Challenge: Reproduce everything from the start of the records down to the line containing "The resiliently deformable", with that line included, unchanged.

* Begin *

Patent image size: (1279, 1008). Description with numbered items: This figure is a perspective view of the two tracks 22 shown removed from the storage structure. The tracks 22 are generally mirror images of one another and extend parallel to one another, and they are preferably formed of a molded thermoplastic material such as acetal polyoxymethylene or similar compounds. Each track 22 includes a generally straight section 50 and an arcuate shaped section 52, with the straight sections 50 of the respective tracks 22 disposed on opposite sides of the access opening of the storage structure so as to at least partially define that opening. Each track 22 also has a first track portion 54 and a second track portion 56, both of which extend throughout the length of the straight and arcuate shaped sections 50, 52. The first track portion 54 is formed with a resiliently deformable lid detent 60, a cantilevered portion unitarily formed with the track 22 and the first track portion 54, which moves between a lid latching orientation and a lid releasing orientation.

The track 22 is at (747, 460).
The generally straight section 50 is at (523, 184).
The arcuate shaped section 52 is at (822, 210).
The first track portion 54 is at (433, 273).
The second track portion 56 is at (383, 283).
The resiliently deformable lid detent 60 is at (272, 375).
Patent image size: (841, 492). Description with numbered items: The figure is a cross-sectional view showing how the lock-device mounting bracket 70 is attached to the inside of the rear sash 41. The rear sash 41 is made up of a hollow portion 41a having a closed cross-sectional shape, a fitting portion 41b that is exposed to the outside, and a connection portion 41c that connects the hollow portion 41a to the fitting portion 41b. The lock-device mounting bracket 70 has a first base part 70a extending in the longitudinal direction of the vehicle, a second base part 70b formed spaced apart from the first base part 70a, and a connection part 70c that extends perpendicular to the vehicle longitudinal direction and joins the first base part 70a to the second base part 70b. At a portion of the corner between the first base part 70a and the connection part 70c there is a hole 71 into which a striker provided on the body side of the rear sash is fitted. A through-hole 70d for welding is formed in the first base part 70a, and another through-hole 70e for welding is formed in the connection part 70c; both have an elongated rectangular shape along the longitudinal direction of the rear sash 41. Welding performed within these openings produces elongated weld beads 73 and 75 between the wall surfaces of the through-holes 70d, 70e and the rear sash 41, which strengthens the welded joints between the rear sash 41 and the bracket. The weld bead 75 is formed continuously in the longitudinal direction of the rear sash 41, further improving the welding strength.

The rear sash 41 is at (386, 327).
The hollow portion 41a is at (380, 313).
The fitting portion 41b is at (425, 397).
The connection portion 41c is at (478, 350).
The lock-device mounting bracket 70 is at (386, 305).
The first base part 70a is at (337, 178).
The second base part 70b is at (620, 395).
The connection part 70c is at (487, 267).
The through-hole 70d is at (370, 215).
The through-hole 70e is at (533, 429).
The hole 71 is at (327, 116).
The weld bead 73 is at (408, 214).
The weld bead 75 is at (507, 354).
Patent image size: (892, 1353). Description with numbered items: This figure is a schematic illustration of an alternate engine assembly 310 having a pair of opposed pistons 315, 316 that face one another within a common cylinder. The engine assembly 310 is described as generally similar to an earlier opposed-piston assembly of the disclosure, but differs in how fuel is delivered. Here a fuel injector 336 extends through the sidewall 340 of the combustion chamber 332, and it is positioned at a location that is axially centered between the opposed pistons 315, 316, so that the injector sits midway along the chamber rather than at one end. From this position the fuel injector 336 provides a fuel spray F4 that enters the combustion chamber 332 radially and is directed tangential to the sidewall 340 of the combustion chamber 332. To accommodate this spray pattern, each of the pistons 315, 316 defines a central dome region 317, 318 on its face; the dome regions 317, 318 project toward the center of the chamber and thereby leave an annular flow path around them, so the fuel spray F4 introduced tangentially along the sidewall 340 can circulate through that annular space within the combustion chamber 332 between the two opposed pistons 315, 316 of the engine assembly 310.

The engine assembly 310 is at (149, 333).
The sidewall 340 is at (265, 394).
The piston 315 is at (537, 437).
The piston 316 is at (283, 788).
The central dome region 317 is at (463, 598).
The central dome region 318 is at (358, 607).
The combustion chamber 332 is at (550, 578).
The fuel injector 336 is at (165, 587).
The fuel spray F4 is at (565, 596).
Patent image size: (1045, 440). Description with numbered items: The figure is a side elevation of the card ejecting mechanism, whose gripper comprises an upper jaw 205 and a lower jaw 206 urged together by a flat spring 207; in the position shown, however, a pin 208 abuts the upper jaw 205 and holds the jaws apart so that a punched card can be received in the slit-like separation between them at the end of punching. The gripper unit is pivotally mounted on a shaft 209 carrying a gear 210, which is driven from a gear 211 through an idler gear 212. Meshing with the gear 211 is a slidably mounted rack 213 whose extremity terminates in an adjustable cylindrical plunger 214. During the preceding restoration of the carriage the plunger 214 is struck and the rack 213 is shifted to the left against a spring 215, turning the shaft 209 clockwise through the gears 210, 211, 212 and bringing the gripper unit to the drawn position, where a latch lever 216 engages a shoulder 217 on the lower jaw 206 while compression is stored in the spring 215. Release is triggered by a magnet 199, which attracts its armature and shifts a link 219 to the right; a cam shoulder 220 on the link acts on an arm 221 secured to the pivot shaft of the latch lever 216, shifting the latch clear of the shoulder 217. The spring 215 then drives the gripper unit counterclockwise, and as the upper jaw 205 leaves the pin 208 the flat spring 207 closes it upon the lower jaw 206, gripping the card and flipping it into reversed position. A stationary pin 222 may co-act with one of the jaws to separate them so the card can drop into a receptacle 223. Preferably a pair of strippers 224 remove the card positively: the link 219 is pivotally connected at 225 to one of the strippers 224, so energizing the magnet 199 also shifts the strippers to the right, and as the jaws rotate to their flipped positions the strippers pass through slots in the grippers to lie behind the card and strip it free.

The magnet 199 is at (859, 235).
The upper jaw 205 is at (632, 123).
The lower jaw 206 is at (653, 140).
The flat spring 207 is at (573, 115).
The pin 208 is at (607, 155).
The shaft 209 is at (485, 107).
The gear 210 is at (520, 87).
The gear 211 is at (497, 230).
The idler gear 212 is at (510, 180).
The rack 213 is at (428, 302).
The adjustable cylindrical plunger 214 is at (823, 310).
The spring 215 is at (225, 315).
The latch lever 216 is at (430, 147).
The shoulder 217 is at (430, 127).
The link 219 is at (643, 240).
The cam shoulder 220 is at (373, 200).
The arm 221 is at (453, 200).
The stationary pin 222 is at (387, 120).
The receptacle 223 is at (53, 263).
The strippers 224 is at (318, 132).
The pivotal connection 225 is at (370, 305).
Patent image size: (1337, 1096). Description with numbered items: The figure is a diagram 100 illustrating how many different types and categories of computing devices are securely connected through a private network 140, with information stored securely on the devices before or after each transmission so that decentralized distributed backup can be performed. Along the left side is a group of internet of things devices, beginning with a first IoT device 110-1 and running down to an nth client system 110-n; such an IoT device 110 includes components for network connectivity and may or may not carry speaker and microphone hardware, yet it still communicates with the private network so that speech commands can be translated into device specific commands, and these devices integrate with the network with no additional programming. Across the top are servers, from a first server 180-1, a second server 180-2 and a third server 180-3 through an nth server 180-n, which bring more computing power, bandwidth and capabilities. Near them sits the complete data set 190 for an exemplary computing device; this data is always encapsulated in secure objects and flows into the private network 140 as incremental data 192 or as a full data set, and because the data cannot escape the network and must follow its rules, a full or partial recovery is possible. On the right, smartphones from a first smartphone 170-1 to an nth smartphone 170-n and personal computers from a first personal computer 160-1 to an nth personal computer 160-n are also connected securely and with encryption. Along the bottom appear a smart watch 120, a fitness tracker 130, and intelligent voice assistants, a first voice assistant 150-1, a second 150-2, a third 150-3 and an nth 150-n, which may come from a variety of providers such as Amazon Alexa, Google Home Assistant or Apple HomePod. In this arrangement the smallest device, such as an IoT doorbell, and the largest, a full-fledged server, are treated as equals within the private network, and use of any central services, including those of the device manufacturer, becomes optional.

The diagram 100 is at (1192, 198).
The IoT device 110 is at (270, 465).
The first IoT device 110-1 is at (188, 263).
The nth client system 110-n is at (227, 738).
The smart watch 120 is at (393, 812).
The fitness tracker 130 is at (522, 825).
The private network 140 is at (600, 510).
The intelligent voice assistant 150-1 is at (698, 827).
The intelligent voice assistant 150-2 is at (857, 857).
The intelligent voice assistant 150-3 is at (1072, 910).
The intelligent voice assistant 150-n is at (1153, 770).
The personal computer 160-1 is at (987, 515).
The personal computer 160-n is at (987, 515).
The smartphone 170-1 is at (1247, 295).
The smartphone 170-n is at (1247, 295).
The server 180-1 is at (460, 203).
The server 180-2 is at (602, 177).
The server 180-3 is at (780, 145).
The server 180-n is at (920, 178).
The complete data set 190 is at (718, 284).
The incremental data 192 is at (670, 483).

* End *

Answer:
Patent image size: (1279, 1008). Description with numbered items: This figure is a perspective view of the two tracks 22 shown removed from the storage structure. The tracks 22 are generally mirror images of one another and extend parallel to one another, and they are preferably formed of a molded thermoplastic material such as acetal polyoxymethylene or similar compounds. Each track 22 includes a generally straight section 50 and an arcuate shaped section 52, with the straight sections 50 of the respective tracks 22 disposed on opposite sides of the access opening of the storage structure so as to at least partially define that opening. Each track 22 also has a first track portion 54 and a second track portion 56, both of which extend throughout the length of the straight and arcuate shaped sections 50, 52. The first track portion 54 is formed with a resiliently deformable lid detent 60, a cantilevered portion unitarily formed with the track 22 and the first track portion 54, which moves between a lid latching orientation and a lid releasing orientation.

The track 22 is at (747, 460).
The generally straight section 50 is at (523, 184).
The arcuate shaped section 52 is at (822, 210).
The first track portion 54 is at (433, 273).
The second track portion 56 is at (383, 283).
The resiliently deformable lid detent 60 is at (272, 375).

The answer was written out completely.